▼

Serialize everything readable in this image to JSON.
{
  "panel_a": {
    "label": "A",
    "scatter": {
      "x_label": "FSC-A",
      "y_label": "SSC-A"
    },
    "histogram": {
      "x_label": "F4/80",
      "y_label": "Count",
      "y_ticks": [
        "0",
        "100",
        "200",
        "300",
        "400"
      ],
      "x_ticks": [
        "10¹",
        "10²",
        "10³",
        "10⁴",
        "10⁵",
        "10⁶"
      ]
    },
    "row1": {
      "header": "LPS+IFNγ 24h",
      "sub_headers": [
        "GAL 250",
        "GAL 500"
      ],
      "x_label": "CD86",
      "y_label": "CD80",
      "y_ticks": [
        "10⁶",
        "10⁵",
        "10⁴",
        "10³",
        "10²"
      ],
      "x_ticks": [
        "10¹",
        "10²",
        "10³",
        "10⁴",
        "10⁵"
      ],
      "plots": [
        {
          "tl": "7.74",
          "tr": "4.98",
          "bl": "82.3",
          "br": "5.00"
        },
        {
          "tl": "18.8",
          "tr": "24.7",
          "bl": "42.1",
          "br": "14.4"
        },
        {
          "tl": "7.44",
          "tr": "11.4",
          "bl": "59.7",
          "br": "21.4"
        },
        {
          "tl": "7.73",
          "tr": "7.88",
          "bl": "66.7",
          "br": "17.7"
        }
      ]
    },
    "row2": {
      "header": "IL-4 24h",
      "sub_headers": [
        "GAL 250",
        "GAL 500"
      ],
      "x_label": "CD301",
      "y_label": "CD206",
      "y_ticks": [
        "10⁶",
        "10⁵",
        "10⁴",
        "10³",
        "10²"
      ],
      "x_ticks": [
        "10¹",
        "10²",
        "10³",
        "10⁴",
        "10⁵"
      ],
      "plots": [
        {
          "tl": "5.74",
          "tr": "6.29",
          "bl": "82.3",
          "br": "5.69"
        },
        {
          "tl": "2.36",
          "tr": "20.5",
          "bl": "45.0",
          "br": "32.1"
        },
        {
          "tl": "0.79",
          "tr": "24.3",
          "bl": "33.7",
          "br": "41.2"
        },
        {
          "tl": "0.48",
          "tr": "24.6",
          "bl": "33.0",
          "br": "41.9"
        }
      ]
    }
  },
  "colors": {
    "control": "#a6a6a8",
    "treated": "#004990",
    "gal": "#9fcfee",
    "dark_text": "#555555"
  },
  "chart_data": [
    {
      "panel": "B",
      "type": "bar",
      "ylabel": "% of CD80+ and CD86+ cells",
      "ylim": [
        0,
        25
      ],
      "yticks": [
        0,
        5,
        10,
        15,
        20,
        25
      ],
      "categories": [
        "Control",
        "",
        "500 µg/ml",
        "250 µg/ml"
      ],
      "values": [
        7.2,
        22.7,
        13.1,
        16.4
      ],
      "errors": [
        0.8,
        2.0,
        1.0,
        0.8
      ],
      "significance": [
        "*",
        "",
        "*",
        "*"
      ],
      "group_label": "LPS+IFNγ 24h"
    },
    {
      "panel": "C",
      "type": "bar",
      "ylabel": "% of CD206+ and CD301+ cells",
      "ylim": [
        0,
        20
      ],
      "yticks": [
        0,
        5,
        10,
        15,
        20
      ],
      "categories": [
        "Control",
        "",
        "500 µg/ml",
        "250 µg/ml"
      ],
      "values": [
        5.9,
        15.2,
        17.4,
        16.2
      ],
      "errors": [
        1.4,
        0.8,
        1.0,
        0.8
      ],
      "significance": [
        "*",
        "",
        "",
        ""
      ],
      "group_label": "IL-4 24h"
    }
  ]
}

▲

== Work required ==
Generate a verbatim printout of all the entries.

== Answer to the exercise ==
Serialize everything readable in this image to JSON.
{
  "panel_a": {
    "label": "A",
    "scatter": {
      "x_label": "FSC-A",
      "y_label": "SSC-A"
    },
    "histogram": {
      "x_label": "F4/80",
      "y_label": "Count",
      "y_ticks": [
        "0",
        "100",
        "200",
        "300",
        "400"
      ],
      "x_ticks": [
        "10¹",
        "10²",
        "10³",
        "10⁴",
        "10⁵",
        "10⁶"
      ]
    },
    "row1": {
      "header": "LPS+IFNγ 24h",
      "sub_headers": [
        "GAL 250",
        "GAL 500"
      ],
      "x_label": "CD86",
      "y_label": "CD80",
      "y_ticks": [
        "10⁶",
        "10⁵",
        "10⁴",
        "10³",
        "10²"
      ],
      "x_ticks": [
        "10¹",
        "10²",
        "10³",
        "10⁴",
        "10⁵"
      ],
      "plots": [
        {
          "tl": "7.74",
          "tr": "4.98",
          "bl": "82.3",
          "br": "5.00"
        },
        {
          "tl": "18.8",
          "tr": "24.7",
          "bl": "42.1",
          "br": "14.4"
        },
        {
          "tl": "7.44",
          "tr": "11.4",
          "bl": "59.7",
          "br": "21.4"
        },
        {
          "tl": "7.73",
          "tr": "7.88",
          "bl": "66.7",
          "br": "17.7"
        }
      ]
    },
    "row2": {
      "header": "IL-4 24h",
      "sub_headers": [
        "GAL 250",
        "GAL 500"
      ],
      "x_label": "CD301",
      "y_label": "CD206",
      "y_ticks": [
        "10⁶",
        "10⁵",
        "10⁴",
        "10³",
        "10²"
      ],
      "x_ticks": [
        "10¹",
        "10²",
        "10³",
        "10⁴",
        "10⁵"
      ],
      "plots": [
        {
          "tl": "5.74",
          "tr": "6.29",
          "bl": "82.3",
          "br": "5.69"
        },
        {
          "tl": "2.36",
          "tr": "20.5",
          "bl": "45.0",
          "br": "32.1"
        },
        {
          "tl": "0.79",
          "tr": "24.3",
          "bl": "33.7",
          "br": "41.2"
        },
        {
          "tl": "0.48",
          "tr": "24.6",
          "bl": "33.0",
          "br": "41.9"
        }
      ]
    }
  },
  "colors": {
    "control": "#a6a6a8",
    "treated": "#004990",
    "gal": "#9fcfee",
    "dark_text": "#555555"
  },
  "chart_data": [
    {
      "panel": "B",
      "type": "bar",
      "ylabel": "% of CD80+ and CD86+ cells",
      "ylim": [
        0,
        25
      ],
      "yticks": [
        0,
        5,
        10,
        15,
        20,
        25
      ],
      "categories": [
        "Control",
        "",
        "500 µg/ml",
        "250 µg/ml"
      ],
      "values": [
        7.2,
        22.7,
        13.1,
        16.4
      ],
      "errors": [
        0.8,
        2.0,
        1.0,
        0.8
      ],
      "significance": [
        "*",
        "",
        "*",
        "*"
      ],
      "group_label": "LPS+IFNγ 24h"
    },
    {
      "panel": "C",
      "type": "bar",
      "ylabel": "% of CD206+ and CD301+ cells",
      "ylim": [
        0,
        20
      ],
      "yticks": [
        0,
        5,
        10,
        15,
        20
      ],
      "categories": [
        "Control",
        "",
        "500 µg/ml",
        "250 µg/ml"
      ],
      "values": [
        5.9,
        15.2,
        17.4,
        16.2
      ],
      "errors": [
        1.4,
        0.8,
        1.0,
        0.8
      ],
      "significance": [
        "*",
        "",
        "",
        ""
      ],
      "group_label": "IL-4 24h"
    }
  ]
}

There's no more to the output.